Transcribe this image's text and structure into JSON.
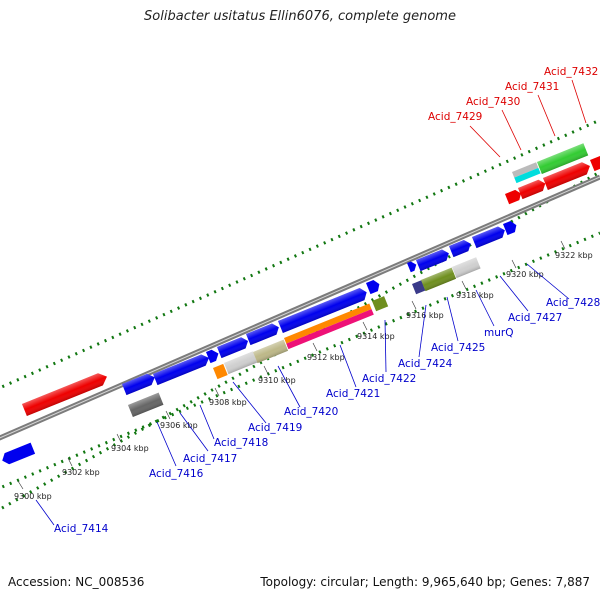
{
  "title": "Solibacter usitatus Ellin6076, complete genome",
  "footer": {
    "accession": "Accession: NC_008536",
    "topology": "Topology: circular; Length: 9,965,640 bp; Genes: 7,887"
  },
  "colors": {
    "label_blue": "#0000cc",
    "label_red": "#dd0000",
    "tick_green": "#117711",
    "backbone": "#8a8a8a"
  },
  "scale_ticks": [
    "9300 kbp",
    "9302 kbp",
    "9304 kbp",
    "9306 kbp",
    "9308 kbp",
    "9310 kbp",
    "9312 kbp",
    "9314 kbp",
    "9316 kbp",
    "9318 kbp",
    "9320 kbp",
    "9322 kbp"
  ],
  "labels": [
    {
      "text": "Acid_7414",
      "color": "blue"
    },
    {
      "text": "Acid_7416",
      "color": "blue"
    },
    {
      "text": "Acid_7417",
      "color": "blue"
    },
    {
      "text": "Acid_7418",
      "color": "blue"
    },
    {
      "text": "Acid_7419",
      "color": "blue"
    },
    {
      "text": "Acid_7420",
      "color": "blue"
    },
    {
      "text": "Acid_7421",
      "color": "blue"
    },
    {
      "text": "Acid_7422",
      "color": "blue"
    },
    {
      "text": "Acid_7424",
      "color": "blue"
    },
    {
      "text": "Acid_7425",
      "color": "blue"
    },
    {
      "text": "murQ",
      "color": "blue"
    },
    {
      "text": "Acid_7427",
      "color": "blue"
    },
    {
      "text": "Acid_7428",
      "color": "blue"
    },
    {
      "text": "Acid_7429",
      "color": "red"
    },
    {
      "text": "Acid_7430",
      "color": "red"
    },
    {
      "text": "Acid_7431",
      "color": "red"
    },
    {
      "text": "Acid_7432",
      "color": "red"
    }
  ]
}
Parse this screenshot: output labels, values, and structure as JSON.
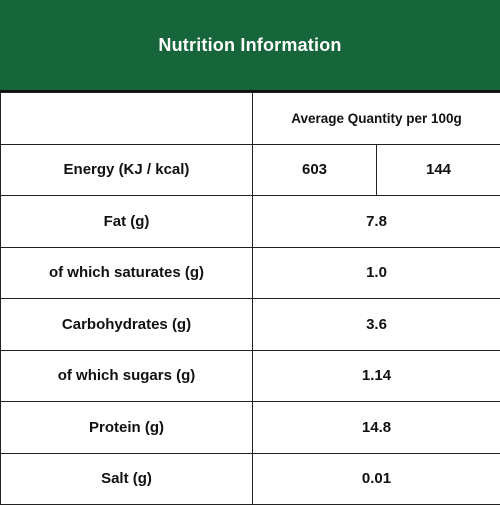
{
  "title": "Nutrition Information",
  "column_header": "Average Quantity per 100g",
  "energy": {
    "label": "Energy (KJ / kcal)",
    "kj": "603",
    "kcal": "144"
  },
  "rows": [
    {
      "label": "Fat (g)",
      "value": "7.8"
    },
    {
      "label": "of which saturates (g)",
      "value": "1.0"
    },
    {
      "label": "Carbohydrates (g)",
      "value": "3.6"
    },
    {
      "label": "of which sugars (g)",
      "value": "1.14"
    },
    {
      "label": "Protein (g)",
      "value": "14.8"
    },
    {
      "label": "Salt (g)",
      "value": "0.01"
    }
  ],
  "colors": {
    "header_bg": "#17653a",
    "header_text": "#ffffff",
    "border": "#222222"
  }
}
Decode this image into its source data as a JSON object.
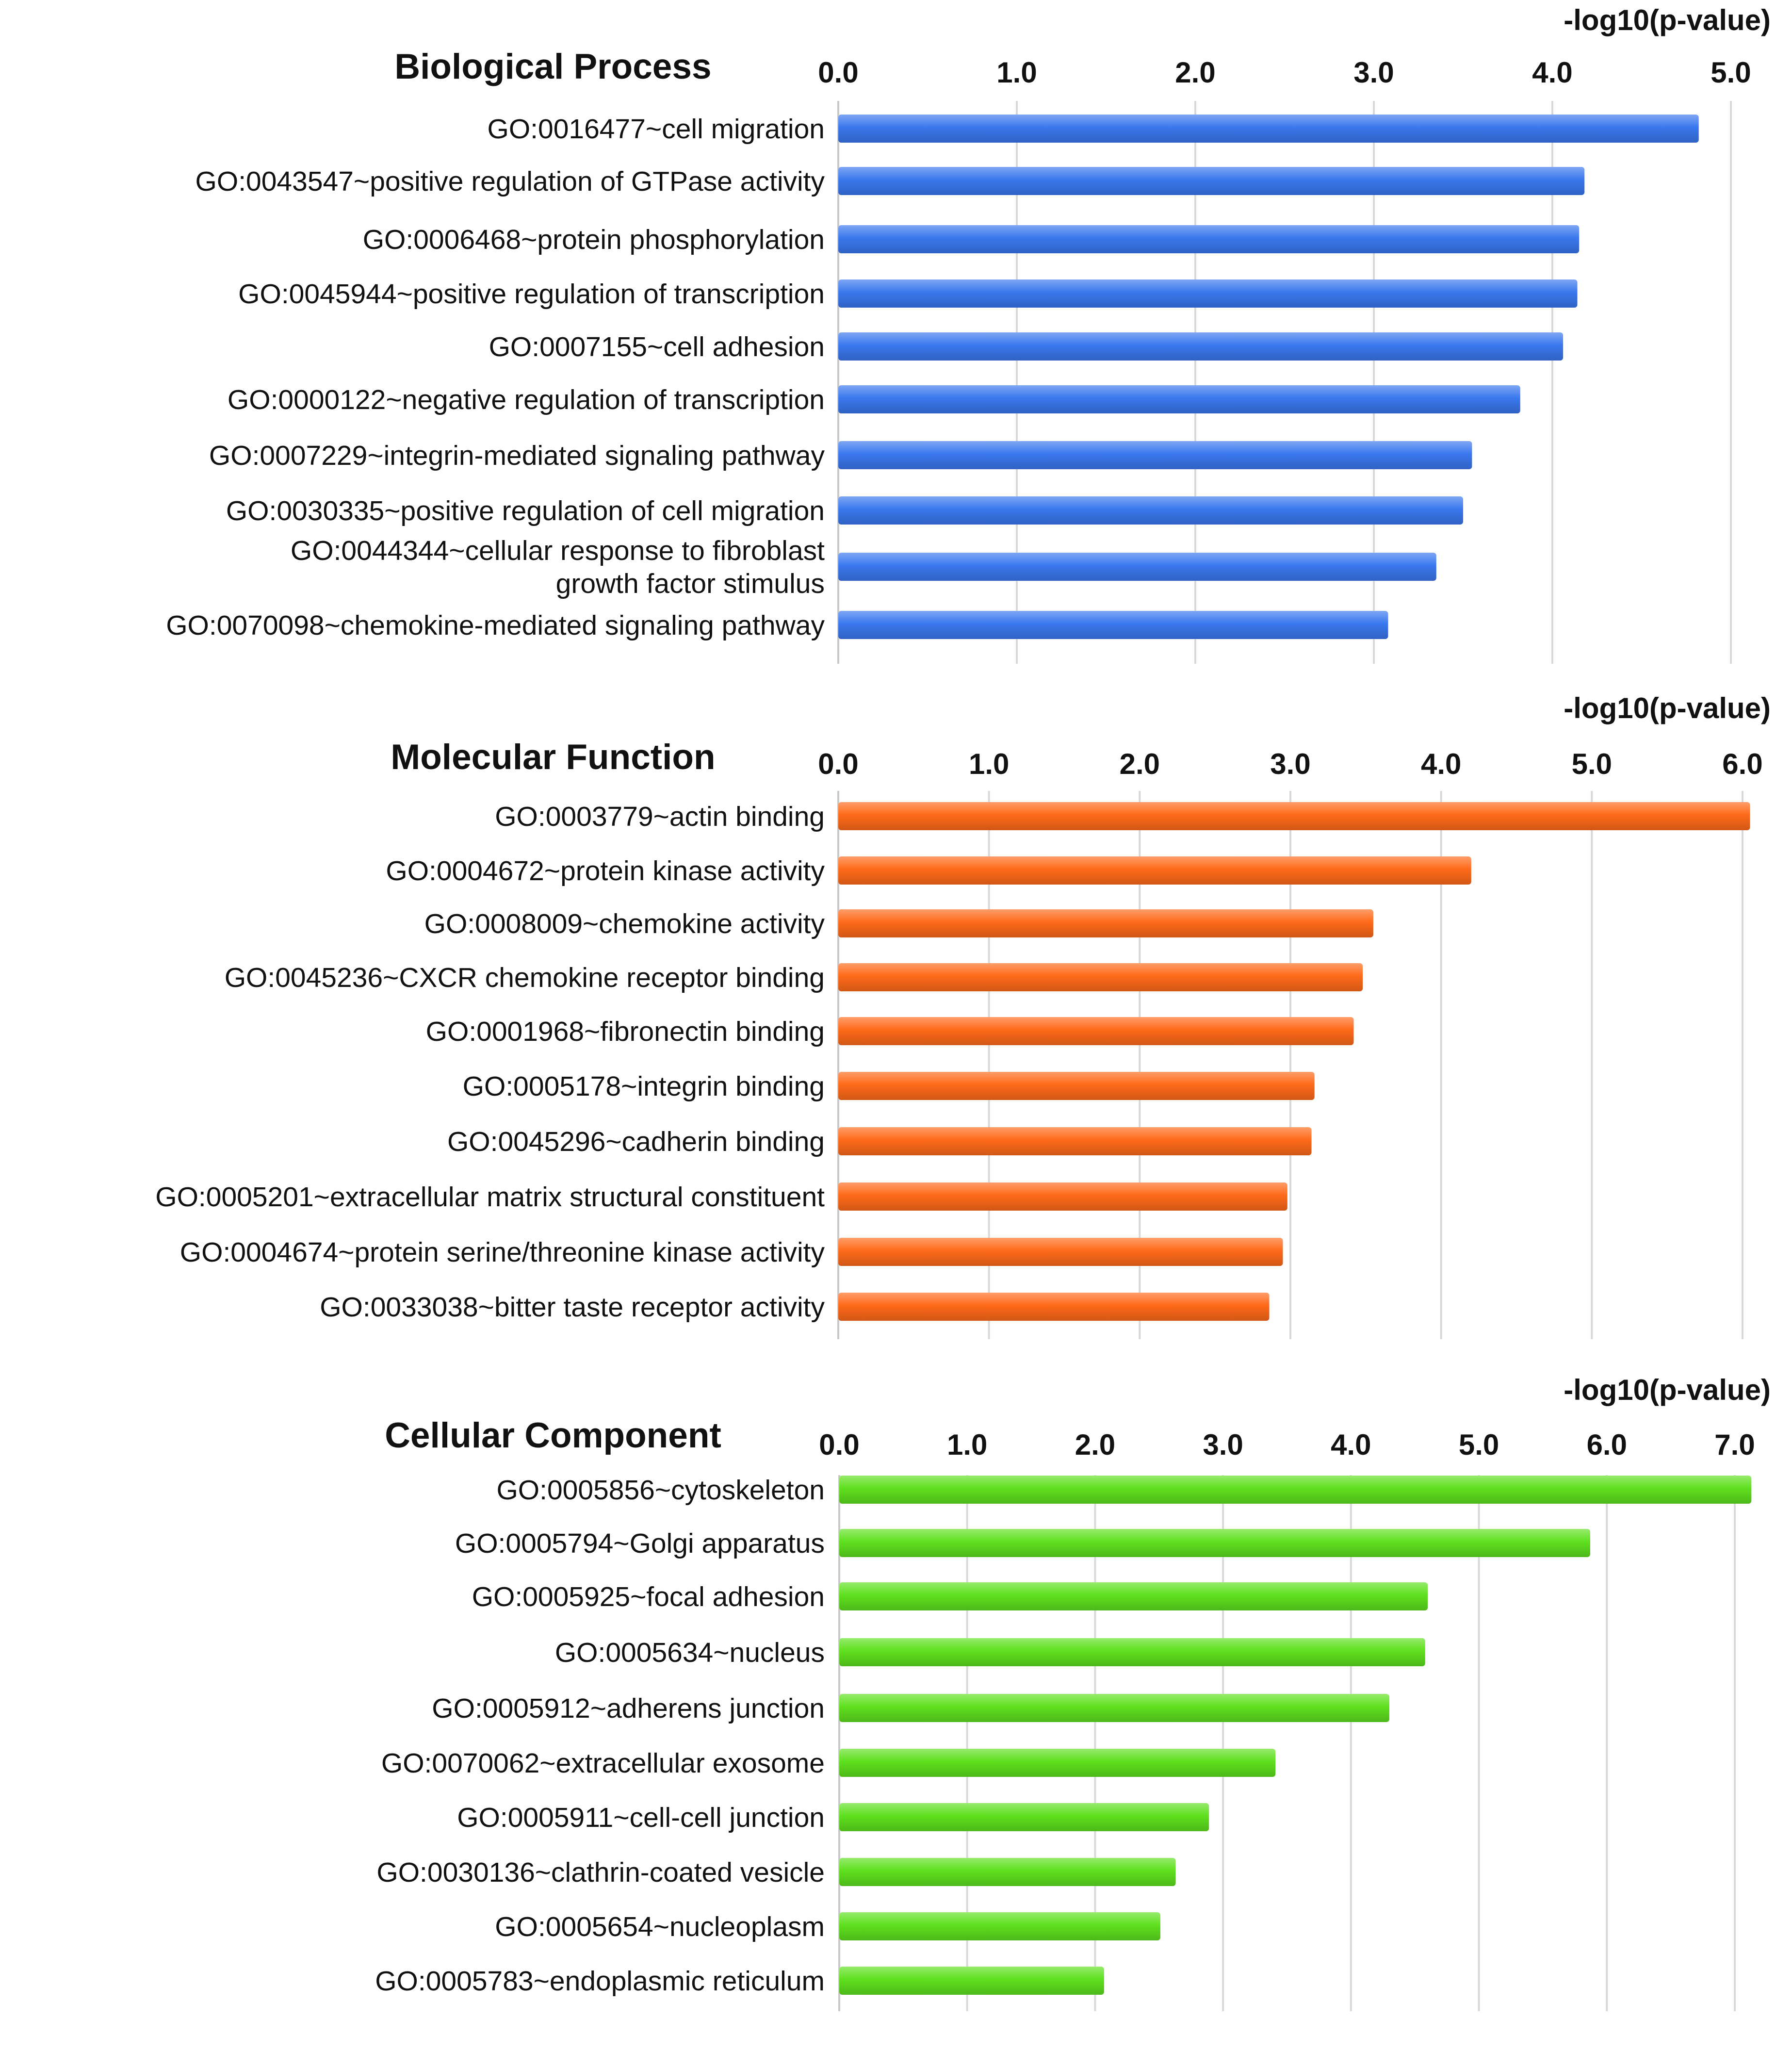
----
EXERCISE DIRECTIONS: Could you give all the records again, exactly, minus the pictures?

RESPONSE:
Transcribe this image's text and structure into JSON.
{
  "title": "Solibacter usitatus Ellin6076, complete genome",
  "footer": {
    "accession": "Accession: NC_008536",
    "topology": "Topology: circular; Length: 9,965,640 bp; Genes: 7,887"
  },
  "colors": {
    "label_blue": "#0000cc",
    "label_red": "#dd0000",
    "tick_green": "#117711",
    "backbone": "#8a8a8a"
  },
  "scale_ticks": [
    "9300 kbp",
    "9302 kbp",
    "9304 kbp",
    "9306 kbp",
    "9308 kbp",
    "9310 kbp",
    "9312 kbp",
    "9314 kbp",
    "9316 kbp",
    "9318 kbp",
    "9320 kbp",
    "9322 kbp"
  ],
  "labels": [
    {
      "text": "Acid_7414",
      "color": "blue"
    },
    {
      "text": "Acid_7416",
      "color": "blue"
    },
    {
      "text": "Acid_7417",
      "color": "blue"
    },
    {
      "text": "Acid_7418",
      "color": "blue"
    },
    {
      "text": "Acid_7419",
      "color": "blue"
    },
    {
      "text": "Acid_7420",
      "color": "blue"
    },
    {
      "text": "Acid_7421",
      "color": "blue"
    },
    {
      "text": "Acid_7422",
      "color": "blue"
    },
    {
      "text": "Acid_7424",
      "color": "blue"
    },
    {
      "text": "Acid_7425",
      "color": "blue"
    },
    {
      "text": "murQ",
      "color": "blue"
    },
    {
      "text": "Acid_7427",
      "color": "blue"
    },
    {
      "text": "Acid_7428",
      "color": "blue"
    },
    {
      "text": "Acid_7429",
      "color": "red"
    },
    {
      "text": "Acid_7430",
      "color": "red"
    },
    {
      "text": "Acid_7431",
      "color": "red"
    },
    {
      "text": "Acid_7432",
      "color": "red"
    }
  ]
}
Parse this screenshot: output labels, values, and structure as JSON.
{
  "title": "Nutrition Information",
  "column_header": "Average Quantity per 100g",
  "energy": {
    "label": "Energy (KJ / kcal)",
    "kj": "603",
    "kcal": "144"
  },
  "rows": [
    {
      "label": "Fat (g)",
      "value": "7.8"
    },
    {
      "label": "of which saturates (g)",
      "value": "1.0"
    },
    {
      "label": "Carbohydrates (g)",
      "value": "3.6"
    },
    {
      "label": "of which sugars (g)",
      "value": "1.14"
    },
    {
      "label": "Protein (g)",
      "value": "14.8"
    },
    {
      "label": "Salt (g)",
      "value": "0.01"
    }
  ],
  "colors": {
    "header_bg": "#17653a",
    "header_text": "#ffffff",
    "border": "#222222"
  }
}
Decode this image into its source data as a JSON object.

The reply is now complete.